Data entries =

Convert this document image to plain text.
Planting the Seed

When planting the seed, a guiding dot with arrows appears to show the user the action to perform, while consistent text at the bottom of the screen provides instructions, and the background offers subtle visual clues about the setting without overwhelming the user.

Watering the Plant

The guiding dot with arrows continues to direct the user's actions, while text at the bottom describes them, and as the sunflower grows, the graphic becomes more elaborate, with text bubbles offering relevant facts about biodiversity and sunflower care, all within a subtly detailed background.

TASK DIRECTIONS = All of the entries above need to be reproduced exactly.

REPLY =
Convert this document image to plain text.
Planting the Seed

When planting the seed, a guiding dot with arrows appears to show the user the action to perform, while consistent text at the bottom of the screen provides instructions, and the background offers subtle visual clues about the setting without overwhelming the user.

Watering the Plant

The guiding dot with arrows continues to direct the user's actions, while text at the bottom describes them, and as the sunflower grows, the graphic becomes more elaborate, with text bubbles offering relevant facts about biodiversity and sunflower care, all within a subtly detailed background.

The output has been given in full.